Each line below should be retyped exactly, with no pictures.
--
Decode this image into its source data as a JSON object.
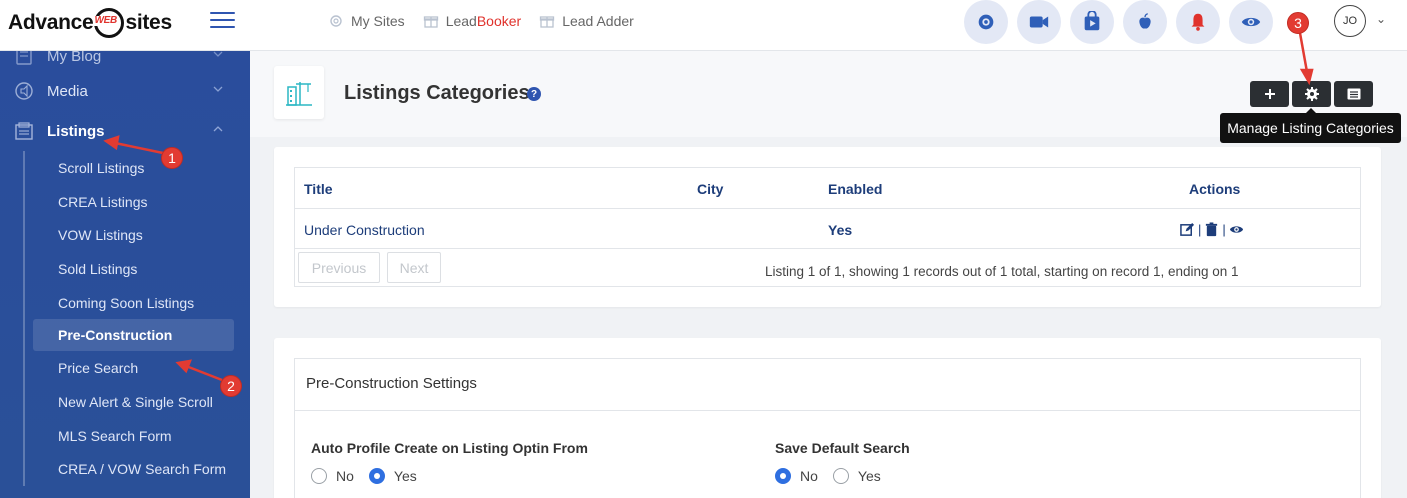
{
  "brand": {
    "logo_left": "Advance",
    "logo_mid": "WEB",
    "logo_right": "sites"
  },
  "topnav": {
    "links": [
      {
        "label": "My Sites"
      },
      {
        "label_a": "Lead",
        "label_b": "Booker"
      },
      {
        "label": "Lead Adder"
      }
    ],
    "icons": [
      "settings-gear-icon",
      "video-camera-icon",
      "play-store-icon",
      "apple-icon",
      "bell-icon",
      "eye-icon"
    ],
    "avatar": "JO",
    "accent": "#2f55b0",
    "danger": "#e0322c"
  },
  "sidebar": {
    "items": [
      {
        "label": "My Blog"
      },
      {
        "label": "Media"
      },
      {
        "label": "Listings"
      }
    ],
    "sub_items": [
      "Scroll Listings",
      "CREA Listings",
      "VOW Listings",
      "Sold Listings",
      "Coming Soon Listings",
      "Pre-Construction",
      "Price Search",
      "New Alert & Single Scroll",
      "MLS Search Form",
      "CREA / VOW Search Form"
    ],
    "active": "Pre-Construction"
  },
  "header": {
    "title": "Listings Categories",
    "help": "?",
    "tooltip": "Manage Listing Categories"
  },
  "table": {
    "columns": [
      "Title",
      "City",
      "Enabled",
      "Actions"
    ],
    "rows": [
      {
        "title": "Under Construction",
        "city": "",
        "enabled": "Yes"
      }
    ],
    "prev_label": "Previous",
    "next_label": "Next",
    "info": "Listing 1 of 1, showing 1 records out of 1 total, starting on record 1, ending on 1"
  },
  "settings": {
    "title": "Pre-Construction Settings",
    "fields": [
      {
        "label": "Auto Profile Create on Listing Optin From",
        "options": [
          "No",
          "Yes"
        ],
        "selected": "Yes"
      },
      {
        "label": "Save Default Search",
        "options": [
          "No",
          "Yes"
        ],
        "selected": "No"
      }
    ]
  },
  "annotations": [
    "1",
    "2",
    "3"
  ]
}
--
FULL SOLUTION:
Decode this image into its source data as a JSON object.
{
  "brand": {
    "logo_left": "Advance",
    "logo_mid": "WEB",
    "logo_right": "sites"
  },
  "topnav": {
    "links": [
      {
        "label": "My Sites"
      },
      {
        "label_a": "Lead",
        "label_b": "Booker"
      },
      {
        "label": "Lead Adder"
      }
    ],
    "icons": [
      "settings-gear-icon",
      "video-camera-icon",
      "play-store-icon",
      "apple-icon",
      "bell-icon",
      "eye-icon"
    ],
    "avatar": "JO",
    "accent": "#2f55b0",
    "danger": "#e0322c"
  },
  "sidebar": {
    "items": [
      {
        "label": "My Blog"
      },
      {
        "label": "Media"
      },
      {
        "label": "Listings"
      }
    ],
    "sub_items": [
      "Scroll Listings",
      "CREA Listings",
      "VOW Listings",
      "Sold Listings",
      "Coming Soon Listings",
      "Pre-Construction",
      "Price Search",
      "New Alert & Single Scroll",
      "MLS Search Form",
      "CREA / VOW Search Form"
    ],
    "active": "Pre-Construction"
  },
  "header": {
    "title": "Listings Categories",
    "help": "?",
    "tooltip": "Manage Listing Categories"
  },
  "table": {
    "columns": [
      "Title",
      "City",
      "Enabled",
      "Actions"
    ],
    "rows": [
      {
        "title": "Under Construction",
        "city": "",
        "enabled": "Yes"
      }
    ],
    "prev_label": "Previous",
    "next_label": "Next",
    "info": "Listing 1 of 1, showing 1 records out of 1 total, starting on record 1, ending on 1"
  },
  "settings": {
    "title": "Pre-Construction Settings",
    "fields": [
      {
        "label": "Auto Profile Create on Listing Optin From",
        "options": [
          "No",
          "Yes"
        ],
        "selected": "Yes"
      },
      {
        "label": "Save Default Search",
        "options": [
          "No",
          "Yes"
        ],
        "selected": "No"
      }
    ]
  },
  "annotations": [
    "1",
    "2",
    "3"
  ]
}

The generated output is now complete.